> **WHAT IS ASKED**:
List each line holding the string "icon".

> **EXCERPTED RECORDS**:
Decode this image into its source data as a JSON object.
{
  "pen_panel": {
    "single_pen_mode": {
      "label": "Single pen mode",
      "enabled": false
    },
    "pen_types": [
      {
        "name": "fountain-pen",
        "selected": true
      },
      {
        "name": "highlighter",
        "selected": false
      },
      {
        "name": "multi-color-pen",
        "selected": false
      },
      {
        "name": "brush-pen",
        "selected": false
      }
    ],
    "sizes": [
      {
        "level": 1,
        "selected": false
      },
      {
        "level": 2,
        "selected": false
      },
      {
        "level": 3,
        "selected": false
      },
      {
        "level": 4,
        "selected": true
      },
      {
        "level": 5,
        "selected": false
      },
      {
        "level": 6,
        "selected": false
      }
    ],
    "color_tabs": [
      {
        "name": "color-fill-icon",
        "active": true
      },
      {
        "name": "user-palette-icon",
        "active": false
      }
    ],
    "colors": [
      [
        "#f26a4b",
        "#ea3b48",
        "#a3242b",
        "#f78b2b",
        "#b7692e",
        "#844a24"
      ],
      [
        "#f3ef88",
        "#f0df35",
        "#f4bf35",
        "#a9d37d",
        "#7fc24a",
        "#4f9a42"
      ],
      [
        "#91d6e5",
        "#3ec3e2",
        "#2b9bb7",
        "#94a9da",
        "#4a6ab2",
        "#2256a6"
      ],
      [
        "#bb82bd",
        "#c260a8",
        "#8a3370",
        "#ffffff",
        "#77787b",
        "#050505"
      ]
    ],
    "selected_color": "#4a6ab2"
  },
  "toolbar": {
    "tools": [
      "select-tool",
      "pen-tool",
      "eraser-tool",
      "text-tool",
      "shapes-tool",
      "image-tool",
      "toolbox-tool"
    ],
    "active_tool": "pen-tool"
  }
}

> **EXERCISE OUTPUT**:
        "name": "color-fill-icon",
        "name": "user-palette-icon",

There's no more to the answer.